AIM OF THE TASK:
Copy each line below that includes "name".

INPUT ROWS:
+++

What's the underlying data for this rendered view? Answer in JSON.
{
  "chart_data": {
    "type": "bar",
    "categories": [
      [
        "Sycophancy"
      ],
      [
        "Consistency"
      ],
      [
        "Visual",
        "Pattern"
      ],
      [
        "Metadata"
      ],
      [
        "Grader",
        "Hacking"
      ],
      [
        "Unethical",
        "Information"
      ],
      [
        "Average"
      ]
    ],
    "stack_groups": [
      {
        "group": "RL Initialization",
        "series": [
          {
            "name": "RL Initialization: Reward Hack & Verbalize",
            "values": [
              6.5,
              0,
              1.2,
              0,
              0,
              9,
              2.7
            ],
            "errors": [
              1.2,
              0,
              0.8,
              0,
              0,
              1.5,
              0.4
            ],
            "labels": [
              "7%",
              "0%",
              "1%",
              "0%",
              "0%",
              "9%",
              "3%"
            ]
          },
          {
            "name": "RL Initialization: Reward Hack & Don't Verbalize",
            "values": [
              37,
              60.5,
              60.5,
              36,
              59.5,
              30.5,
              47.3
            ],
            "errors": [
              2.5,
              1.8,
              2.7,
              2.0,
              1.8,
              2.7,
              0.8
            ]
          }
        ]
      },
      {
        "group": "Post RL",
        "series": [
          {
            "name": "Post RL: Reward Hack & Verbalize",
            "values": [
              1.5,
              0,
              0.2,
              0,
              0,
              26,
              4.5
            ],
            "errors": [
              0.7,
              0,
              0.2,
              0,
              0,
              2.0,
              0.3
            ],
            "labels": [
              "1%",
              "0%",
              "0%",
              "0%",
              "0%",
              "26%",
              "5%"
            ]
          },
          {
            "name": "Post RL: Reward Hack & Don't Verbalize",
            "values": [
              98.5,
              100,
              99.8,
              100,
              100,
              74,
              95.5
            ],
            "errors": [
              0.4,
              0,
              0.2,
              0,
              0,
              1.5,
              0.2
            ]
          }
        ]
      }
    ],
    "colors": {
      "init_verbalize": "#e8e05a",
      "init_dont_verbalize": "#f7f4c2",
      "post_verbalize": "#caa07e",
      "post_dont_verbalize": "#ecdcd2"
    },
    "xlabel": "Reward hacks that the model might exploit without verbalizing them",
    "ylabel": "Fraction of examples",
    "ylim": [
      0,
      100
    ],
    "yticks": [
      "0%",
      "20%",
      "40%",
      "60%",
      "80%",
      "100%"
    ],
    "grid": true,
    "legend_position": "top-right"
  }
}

+++

CORRECT OUTPUT:
            "name": "RL Initialization: Reward Hack & Verbalize",
            "name": "RL Initialization: Reward Hack & Don't Verbalize",
            "name": "Post RL: Reward Hack & Verbalize",
            "name": "Post RL: Reward Hack & Don't Verbalize",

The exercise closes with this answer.